## What the task requires
Filter the listing below, copying every line in which the word "ResNeSt" appears.

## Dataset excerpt
━━━
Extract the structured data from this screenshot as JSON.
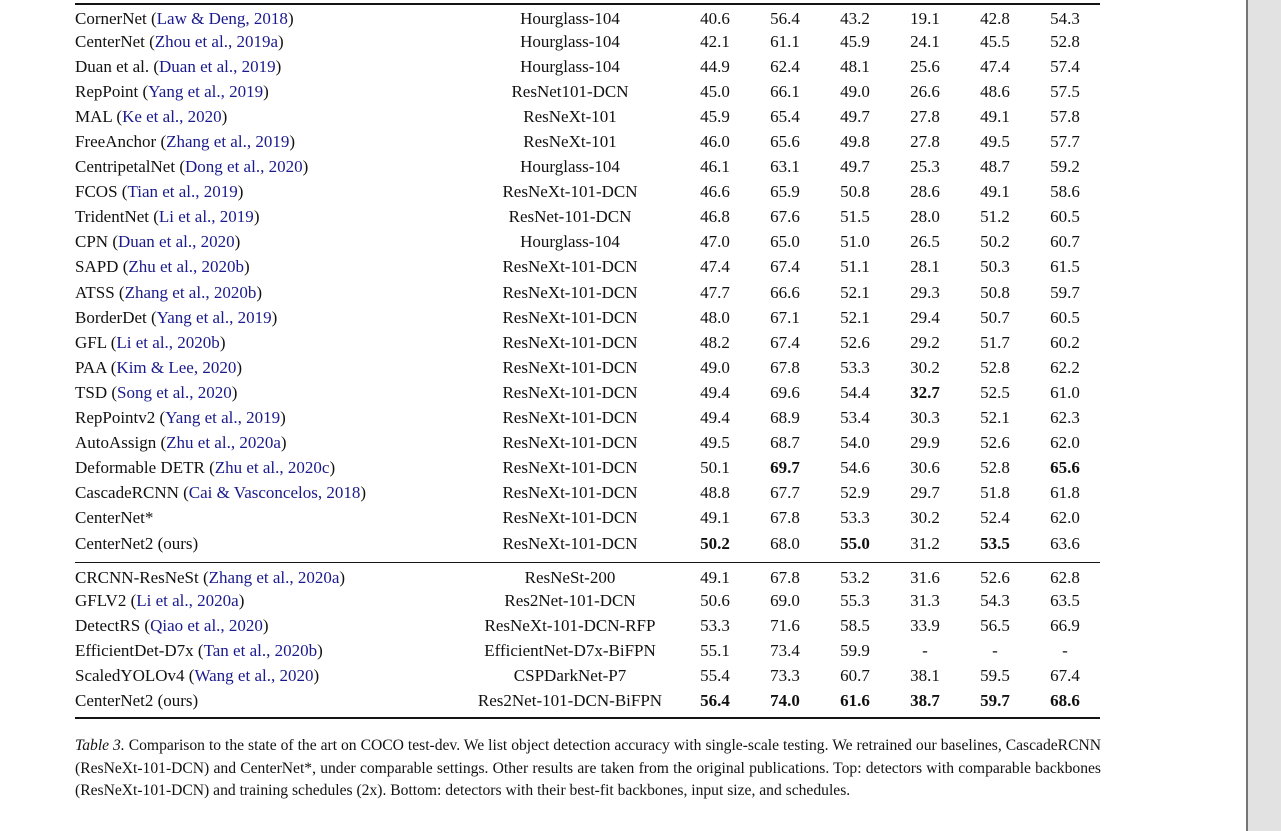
{
  "colors": {
    "citation_link": "#1a1a8c",
    "rule": "#141414",
    "gutter_bg": "#e2e2e2",
    "gutter_border": "#757575"
  },
  "table": {
    "sections": [
      {
        "rows": [
          {
            "method": "CornerNet",
            "cite": "Law & Deng, 2018",
            "backbone": "Hourglass-104",
            "values": [
              "40.6",
              "56.4",
              "43.2",
              "19.1",
              "42.8",
              "54.3"
            ]
          },
          {
            "method": "CenterNet",
            "cite": "Zhou et al., 2019a",
            "backbone": "Hourglass-104",
            "values": [
              "42.1",
              "61.1",
              "45.9",
              "24.1",
              "45.5",
              "52.8"
            ]
          },
          {
            "method": "Duan et al.",
            "cite": "Duan et al., 2019",
            "backbone": "Hourglass-104",
            "values": [
              "44.9",
              "62.4",
              "48.1",
              "25.6",
              "47.4",
              "57.4"
            ]
          },
          {
            "method": "RepPoint",
            "cite": "Yang et al., 2019",
            "backbone": "ResNet101-DCN",
            "values": [
              "45.0",
              "66.1",
              "49.0",
              "26.6",
              "48.6",
              "57.5"
            ]
          },
          {
            "method": "MAL",
            "cite": "Ke et al., 2020",
            "backbone": "ResNeXt-101",
            "values": [
              "45.9",
              "65.4",
              "49.7",
              "27.8",
              "49.1",
              "57.8"
            ]
          },
          {
            "method": "FreeAnchor",
            "cite": "Zhang et al., 2019",
            "backbone": "ResNeXt-101",
            "values": [
              "46.0",
              "65.6",
              "49.8",
              "27.8",
              "49.5",
              "57.7"
            ]
          },
          {
            "method": "CentripetalNet",
            "cite": "Dong et al., 2020",
            "backbone": "Hourglass-104",
            "values": [
              "46.1",
              "63.1",
              "49.7",
              "25.3",
              "48.7",
              "59.2"
            ]
          },
          {
            "method": "FCOS",
            "cite": "Tian et al., 2019",
            "backbone": "ResNeXt-101-DCN",
            "values": [
              "46.6",
              "65.9",
              "50.8",
              "28.6",
              "49.1",
              "58.6"
            ]
          },
          {
            "method": "TridentNet",
            "cite": "Li et al., 2019",
            "backbone": "ResNet-101-DCN",
            "values": [
              "46.8",
              "67.6",
              "51.5",
              "28.0",
              "51.2",
              "60.5"
            ]
          },
          {
            "method": "CPN",
            "cite": "Duan et al., 2020",
            "backbone": "Hourglass-104",
            "values": [
              "47.0",
              "65.0",
              "51.0",
              "26.5",
              "50.2",
              "60.7"
            ]
          },
          {
            "method": "SAPD",
            "cite": "Zhu et al., 2020b",
            "backbone": "ResNeXt-101-DCN",
            "values": [
              "47.4",
              "67.4",
              "51.1",
              "28.1",
              "50.3",
              "61.5"
            ]
          },
          {
            "method": "ATSS",
            "cite": "Zhang et al., 2020b",
            "backbone": "ResNeXt-101-DCN",
            "values": [
              "47.7",
              "66.6",
              "52.1",
              "29.3",
              "50.8",
              "59.7"
            ]
          },
          {
            "method": "BorderDet",
            "cite": "Yang et al., 2019",
            "backbone": "ResNeXt-101-DCN",
            "values": [
              "48.0",
              "67.1",
              "52.1",
              "29.4",
              "50.7",
              "60.5"
            ]
          },
          {
            "method": "GFL",
            "cite": "Li et al., 2020b",
            "backbone": "ResNeXt-101-DCN",
            "values": [
              "48.2",
              "67.4",
              "52.6",
              "29.2",
              "51.7",
              "60.2"
            ]
          },
          {
            "method": "PAA",
            "cite": "Kim & Lee, 2020",
            "backbone": "ResNeXt-101-DCN",
            "values": [
              "49.0",
              "67.8",
              "53.3",
              "30.2",
              "52.8",
              "62.2"
            ]
          },
          {
            "method": "TSD",
            "cite": "Song et al., 2020",
            "backbone": "ResNeXt-101-DCN",
            "values": [
              "49.4",
              "69.6",
              "54.4",
              "32.7",
              "52.5",
              "61.0"
            ],
            "bold": [
              0,
              0,
              0,
              1,
              0,
              0
            ]
          },
          {
            "method": "RepPointv2",
            "cite": "Yang et al., 2019",
            "backbone": "ResNeXt-101-DCN",
            "values": [
              "49.4",
              "68.9",
              "53.4",
              "30.3",
              "52.1",
              "62.3"
            ]
          },
          {
            "method": "AutoAssign",
            "cite": "Zhu et al., 2020a",
            "backbone": "ResNeXt-101-DCN",
            "values": [
              "49.5",
              "68.7",
              "54.0",
              "29.9",
              "52.6",
              "62.0"
            ]
          },
          {
            "method": "Deformable DETR",
            "cite": "Zhu et al., 2020c",
            "backbone": "ResNeXt-101-DCN",
            "values": [
              "50.1",
              "69.7",
              "54.6",
              "30.6",
              "52.8",
              "65.6"
            ],
            "bold": [
              0,
              1,
              0,
              0,
              0,
              1
            ]
          },
          {
            "method": "CascadeRCNN",
            "cite": "Cai & Vasconcelos, 2018",
            "backbone": "ResNeXt-101-DCN",
            "values": [
              "48.8",
              "67.7",
              "52.9",
              "29.7",
              "51.8",
              "61.8"
            ]
          },
          {
            "method": "CenterNet*",
            "cite": null,
            "backbone": "ResNeXt-101-DCN",
            "values": [
              "49.1",
              "67.8",
              "53.3",
              "30.2",
              "52.4",
              "62.0"
            ]
          },
          {
            "method": "CenterNet2 (ours)",
            "cite": null,
            "backbone": "ResNeXt-101-DCN",
            "values": [
              "50.2",
              "68.0",
              "55.0",
              "31.2",
              "53.5",
              "63.6"
            ],
            "bold": [
              1,
              0,
              1,
              0,
              1,
              0
            ]
          }
        ]
      },
      {
        "rows": [
          {
            "method": "CRCNN-ResNeSt",
            "cite": "Zhang et al., 2020a",
            "backbone": "ResNeSt-200",
            "values": [
              "49.1",
              "67.8",
              "53.2",
              "31.6",
              "52.6",
              "62.8"
            ]
          },
          {
            "method": "GFLV2",
            "cite": "Li et al., 2020a",
            "backbone": "Res2Net-101-DCN",
            "values": [
              "50.6",
              "69.0",
              "55.3",
              "31.3",
              "54.3",
              "63.5"
            ]
          },
          {
            "method": "DetectRS",
            "cite": "Qiao et al., 2020",
            "backbone": "ResNeXt-101-DCN-RFP",
            "values": [
              "53.3",
              "71.6",
              "58.5",
              "33.9",
              "56.5",
              "66.9"
            ]
          },
          {
            "method": "EfficientDet-D7x",
            "cite": "Tan et al., 2020b",
            "backbone": "EfficientNet-D7x-BiFPN",
            "values": [
              "55.1",
              "73.4",
              "59.9",
              "-",
              "-",
              "-"
            ]
          },
          {
            "method": "ScaledYOLOv4",
            "cite": "Wang et al., 2020",
            "backbone": "CSPDarkNet-P7",
            "values": [
              "55.4",
              "73.3",
              "60.7",
              "38.1",
              "59.5",
              "67.4"
            ]
          },
          {
            "method": "CenterNet2 (ours)",
            "cite": null,
            "backbone": "Res2Net-101-DCN-BiFPN",
            "values": [
              "56.4",
              "74.0",
              "61.6",
              "38.7",
              "59.7",
              "68.6"
            ],
            "bold": [
              1,
              1,
              1,
              1,
              1,
              1
            ]
          }
        ]
      }
    ]
  },
  "caption": {
    "label": "Table 3.",
    "text": " Comparison to the state of the art on COCO test-dev. We list object detection accuracy with single-scale testing. We retrained our baselines, CascadeRCNN (ResNeXt-101-DCN) and CenterNet*, under comparable settings. Other results are taken from the original publications. Top: detectors with comparable backbones (ResNeXt-101-DCN) and training schedules (2x). Bottom: detectors with their best-fit backbones, input size, and schedules."
  }
}
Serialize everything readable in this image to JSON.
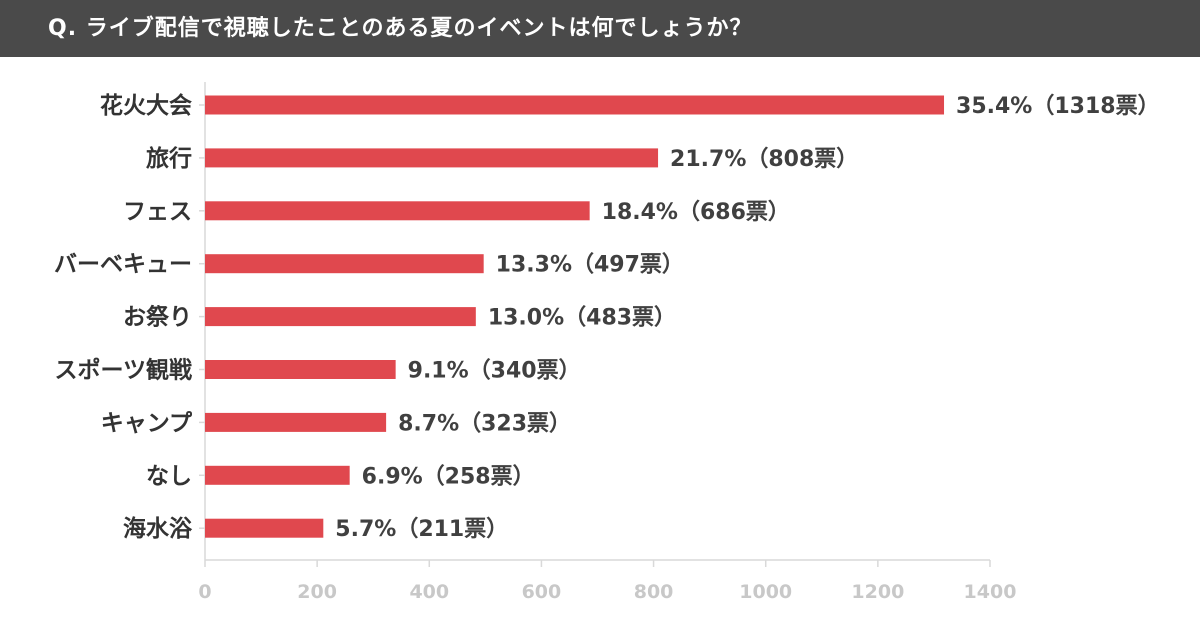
{
  "header": {
    "title": "Q. ライブ配信で視聴したことのある夏のイベントは何でしょうか？"
  },
  "chart_data": {
    "type": "bar",
    "orientation": "horizontal",
    "title": "Q. ライブ配信で視聴したことのある夏のイベントは何でしょうか？",
    "categories": [
      "花火大会",
      "旅行",
      "フェス",
      "バーベキュー",
      "お祭り",
      "スポーツ観戦",
      "キャンプ",
      "なし",
      "海水浴"
    ],
    "values": [
      1318,
      808,
      686,
      497,
      483,
      340,
      323,
      258,
      211
    ],
    "value_labels": [
      "35.4%（1318票）",
      "21.7%（808票）",
      "18.4%（686票）",
      "13.3%（497票）",
      "13.0%（483票）",
      "9.1%（340票）",
      "8.7%（323票）",
      "6.9%（258票）",
      "5.7%（211票）"
    ],
    "xlim": [
      0,
      1400
    ],
    "xticks": [
      0,
      200,
      400,
      600,
      800,
      1000,
      1200,
      1400
    ],
    "xtick_labels": [
      "0",
      "200",
      "400",
      "600",
      "800",
      "1000",
      "1200",
      "1400"
    ],
    "bar_color": "#e0484e",
    "axis_color": "#d9d9d9",
    "grid": false,
    "legend": "none"
  }
}
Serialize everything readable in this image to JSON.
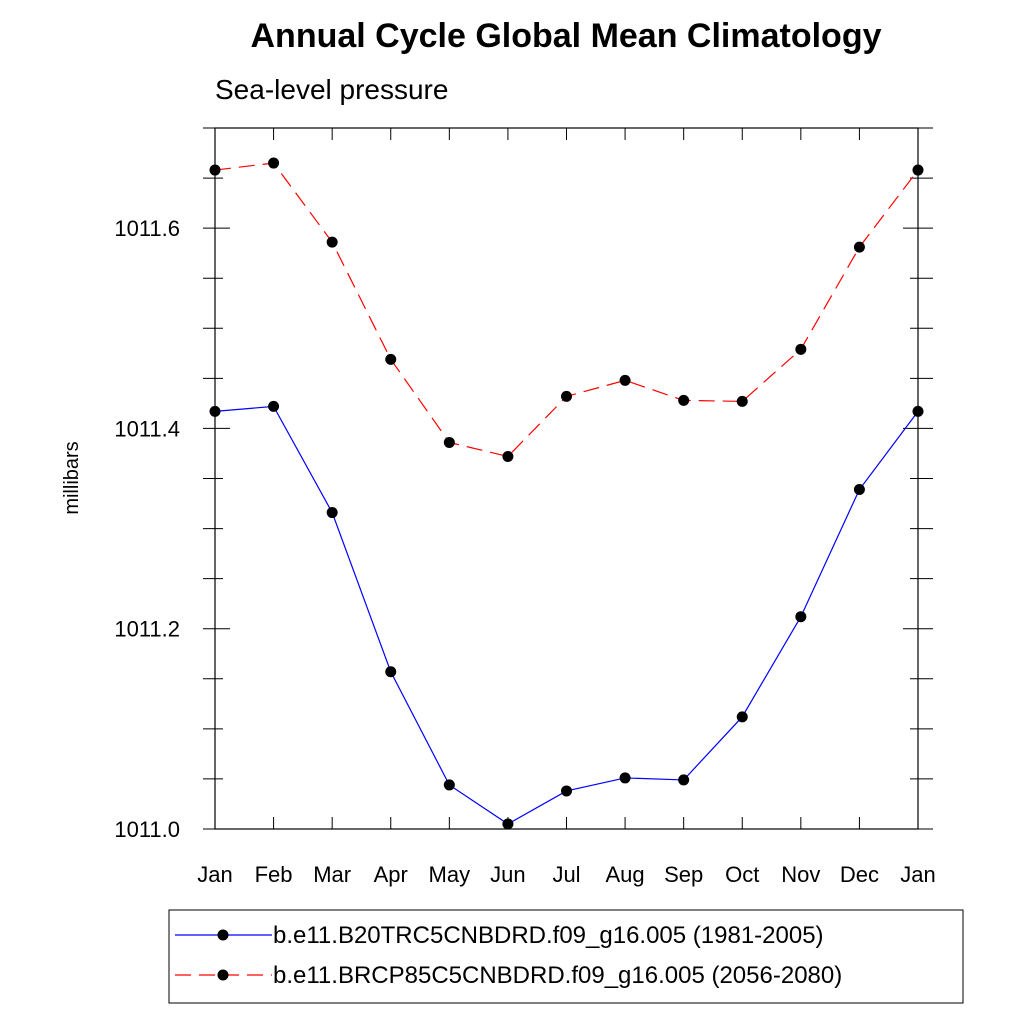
━━━
## Reply to the exercise
            "method": "CRCNN-ResNeSt",
            "backbone": "ResNeSt-200",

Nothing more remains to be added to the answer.